TASK TO COMPLETE:
Copy the data below line for line, changing nothing.

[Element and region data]
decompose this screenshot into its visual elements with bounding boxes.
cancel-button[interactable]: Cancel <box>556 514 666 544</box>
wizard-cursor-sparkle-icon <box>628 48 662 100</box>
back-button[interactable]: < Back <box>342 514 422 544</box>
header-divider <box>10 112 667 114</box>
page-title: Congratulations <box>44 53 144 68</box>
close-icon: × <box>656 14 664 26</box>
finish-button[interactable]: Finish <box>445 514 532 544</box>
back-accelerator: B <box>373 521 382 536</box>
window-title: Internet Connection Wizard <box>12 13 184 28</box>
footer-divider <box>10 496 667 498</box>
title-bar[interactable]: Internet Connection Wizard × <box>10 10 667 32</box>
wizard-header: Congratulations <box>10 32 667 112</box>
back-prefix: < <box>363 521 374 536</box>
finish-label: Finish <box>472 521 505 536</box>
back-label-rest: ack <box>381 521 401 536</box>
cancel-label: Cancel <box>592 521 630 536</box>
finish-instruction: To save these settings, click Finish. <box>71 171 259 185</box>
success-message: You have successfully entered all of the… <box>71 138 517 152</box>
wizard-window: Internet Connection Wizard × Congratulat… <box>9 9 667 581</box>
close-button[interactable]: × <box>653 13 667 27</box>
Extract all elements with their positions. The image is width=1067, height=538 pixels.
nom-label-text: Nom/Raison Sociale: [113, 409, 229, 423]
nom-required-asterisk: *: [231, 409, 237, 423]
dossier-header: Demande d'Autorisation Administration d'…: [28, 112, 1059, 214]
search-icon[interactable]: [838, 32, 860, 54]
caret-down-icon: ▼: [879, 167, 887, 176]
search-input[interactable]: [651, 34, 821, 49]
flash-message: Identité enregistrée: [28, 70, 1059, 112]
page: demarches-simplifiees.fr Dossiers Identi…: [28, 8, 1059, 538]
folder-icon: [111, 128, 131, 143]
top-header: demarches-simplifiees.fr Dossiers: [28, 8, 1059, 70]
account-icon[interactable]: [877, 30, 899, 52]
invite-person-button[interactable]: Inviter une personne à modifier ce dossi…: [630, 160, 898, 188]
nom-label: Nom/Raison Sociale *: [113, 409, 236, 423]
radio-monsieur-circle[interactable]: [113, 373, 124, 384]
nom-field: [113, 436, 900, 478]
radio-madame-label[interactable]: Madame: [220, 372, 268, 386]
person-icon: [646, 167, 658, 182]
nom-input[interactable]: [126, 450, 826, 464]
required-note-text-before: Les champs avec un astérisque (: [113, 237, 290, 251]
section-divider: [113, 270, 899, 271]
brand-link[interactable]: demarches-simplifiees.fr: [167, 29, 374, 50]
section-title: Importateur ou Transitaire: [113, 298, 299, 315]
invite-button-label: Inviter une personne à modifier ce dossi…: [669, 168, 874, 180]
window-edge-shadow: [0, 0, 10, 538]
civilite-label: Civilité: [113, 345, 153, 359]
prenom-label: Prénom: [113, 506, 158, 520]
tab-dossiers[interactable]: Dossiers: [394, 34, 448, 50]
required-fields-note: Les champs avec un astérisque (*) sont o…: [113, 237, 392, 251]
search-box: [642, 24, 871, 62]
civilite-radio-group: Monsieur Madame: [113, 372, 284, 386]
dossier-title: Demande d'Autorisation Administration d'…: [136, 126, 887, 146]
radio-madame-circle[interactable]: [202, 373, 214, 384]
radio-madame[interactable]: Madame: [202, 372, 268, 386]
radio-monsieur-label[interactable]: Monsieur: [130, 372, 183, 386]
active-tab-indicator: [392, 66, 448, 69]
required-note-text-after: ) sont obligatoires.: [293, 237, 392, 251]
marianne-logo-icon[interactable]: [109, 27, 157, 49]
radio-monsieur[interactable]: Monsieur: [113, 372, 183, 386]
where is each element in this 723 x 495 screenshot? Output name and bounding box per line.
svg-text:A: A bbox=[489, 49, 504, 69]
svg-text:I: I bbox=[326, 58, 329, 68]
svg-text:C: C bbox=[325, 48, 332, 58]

OUTPUT OF THE EXERCISE:
decompose this screenshot into its visual elements with bounding boxes.
cancel-button[interactable]: Cancel <box>556 514 666 544</box>
wizard-cursor-sparkle-icon <box>628 48 662 100</box>
back-button[interactable]: < Back <box>342 514 422 544</box>
header-divider <box>10 112 667 114</box>
page-title: Congratulations <box>44 53 144 68</box>
close-icon: × <box>656 14 664 26</box>
finish-button[interactable]: Finish <box>445 514 532 544</box>
back-accelerator: B <box>373 521 382 536</box>
window-title: Internet Connection Wizard <box>12 13 184 28</box>
footer-divider <box>10 496 667 498</box>
title-bar[interactable]: Internet Connection Wizard × <box>10 10 667 32</box>
wizard-header: Congratulations <box>10 32 667 112</box>
back-prefix: < <box>363 521 374 536</box>
finish-label: Finish <box>472 521 505 536</box>
back-label-rest: ack <box>381 521 401 536</box>
cancel-label: Cancel <box>592 521 630 536</box>
finish-instruction: To save these settings, click Finish. <box>71 171 259 185</box>
success-message: You have successfully entered all of the… <box>71 138 517 152</box>
wizard-window: Internet Connection Wizard × Congratulat… <box>9 9 667 581</box>
close-button[interactable]: × <box>653 13 667 27</box>
Extract all elements with their positions. The image is width=1067, height=538 pixels.
nom-label-text: Nom/Raison Sociale: [113, 409, 229, 423]
nom-required-asterisk: *: [231, 409, 237, 423]
dossier-header: Demande d'Autorisation Administration d'…: [28, 112, 1059, 214]
search-icon[interactable]: [838, 32, 860, 54]
caret-down-icon: ▼: [879, 167, 887, 176]
search-input[interactable]: [651, 34, 821, 49]
flash-message: Identité enregistrée: [28, 70, 1059, 112]
page: demarches-simplifiees.fr Dossiers Identi…: [28, 8, 1059, 538]
folder-icon: [111, 128, 131, 143]
top-header: demarches-simplifiees.fr Dossiers: [28, 8, 1059, 70]
account-icon[interactable]: [877, 30, 899, 52]
invite-person-button[interactable]: Inviter une personne à modifier ce dossi…: [630, 160, 898, 188]
nom-label: Nom/Raison Sociale *: [113, 409, 236, 423]
radio-monsieur-circle[interactable]: [113, 373, 124, 384]
nom-field: [113, 436, 900, 478]
radio-madame-label[interactable]: Madame: [220, 372, 268, 386]
person-icon: [646, 167, 658, 182]
nom-input[interactable]: [126, 450, 826, 464]
required-note-text-before: Les champs avec un astérisque (: [113, 237, 290, 251]
section-divider: [113, 270, 899, 271]
brand-link[interactable]: demarches-simplifiees.fr: [167, 29, 374, 50]
section-title: Importateur ou Transitaire: [113, 298, 299, 315]
invite-button-label: Inviter une personne à modifier ce dossi…: [669, 168, 874, 180]
window-edge-shadow: [0, 0, 10, 538]
civilite-label: Civilité: [113, 345, 153, 359]
prenom-label: Prénom: [113, 506, 158, 520]
tab-dossiers[interactable]: Dossiers: [394, 34, 448, 50]
required-fields-note: Les champs avec un astérisque (*) sont o…: [113, 237, 392, 251]
search-box: [642, 24, 871, 62]
civilite-radio-group: Monsieur Madame: [113, 372, 284, 386]
dossier-title: Demande d'Autorisation Administration d'…: [136, 126, 887, 146]
radio-madame-circle[interactable]: [202, 373, 214, 384]
radio-madame[interactable]: Madame: [202, 372, 268, 386]
radio-monsieur-label[interactable]: Monsieur: [130, 372, 183, 386]
active-tab-indicator: [392, 66, 448, 69]
required-note-text-after: ) sont obligatoires.: [293, 237, 392, 251]
marianne-logo-icon[interactable]: [109, 27, 157, 49]
radio-monsieur[interactable]: Monsieur: [113, 372, 183, 386]
where is each element in this 723 x 495 screenshot? Output name and bounding box per line.
svg-text:A: A bbox=[489, 49, 504, 69]
svg-text:I: I bbox=[326, 58, 329, 68]
svg-text:C: C bbox=[325, 48, 332, 58]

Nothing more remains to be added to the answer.